> Problem description
Copy out each line below exactly as it appears.

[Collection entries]
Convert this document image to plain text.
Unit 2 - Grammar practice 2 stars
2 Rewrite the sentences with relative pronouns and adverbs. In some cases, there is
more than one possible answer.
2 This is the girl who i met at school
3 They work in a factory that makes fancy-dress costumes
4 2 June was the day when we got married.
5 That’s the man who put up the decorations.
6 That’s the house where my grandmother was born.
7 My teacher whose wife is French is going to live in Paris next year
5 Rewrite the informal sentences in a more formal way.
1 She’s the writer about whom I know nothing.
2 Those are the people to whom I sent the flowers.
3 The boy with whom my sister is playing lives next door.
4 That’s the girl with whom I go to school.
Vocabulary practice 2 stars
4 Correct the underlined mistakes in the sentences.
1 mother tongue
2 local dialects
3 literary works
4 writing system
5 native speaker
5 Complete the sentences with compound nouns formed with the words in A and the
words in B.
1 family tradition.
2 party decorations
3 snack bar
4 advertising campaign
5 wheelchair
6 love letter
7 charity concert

> Final result
Convert this document image to plain text.
Unit 2 - Grammar practice 2 stars
2 Rewrite the sentences with relative pronouns and adverbs. In some cases, there is
more than one possible answer.
2 This is the girl who i met at school
3 They work in a factory that makes fancy-dress costumes
4 2 June was the day when we got married.
5 That’s the man who put up the decorations.
6 That’s the house where my grandmother was born.
7 My teacher whose wife is French is going to live in Paris next year
5 Rewrite the informal sentences in a more formal way.
1 She’s the writer about whom I know nothing.
2 Those are the people to whom I sent the flowers.
3 The boy with whom my sister is playing lives next door.
4 That’s the girl with whom I go to school.
Vocabulary practice 2 stars
4 Correct the underlined mistakes in the sentences.
1 mother tongue
2 local dialects
3 literary works
4 writing system
5 native speaker
5 Complete the sentences with compound nouns formed with the words in A and the
words in B.
1 family tradition.
2 party decorations
3 snack bar
4 advertising campaign
5 wheelchair
6 love letter
7 charity concert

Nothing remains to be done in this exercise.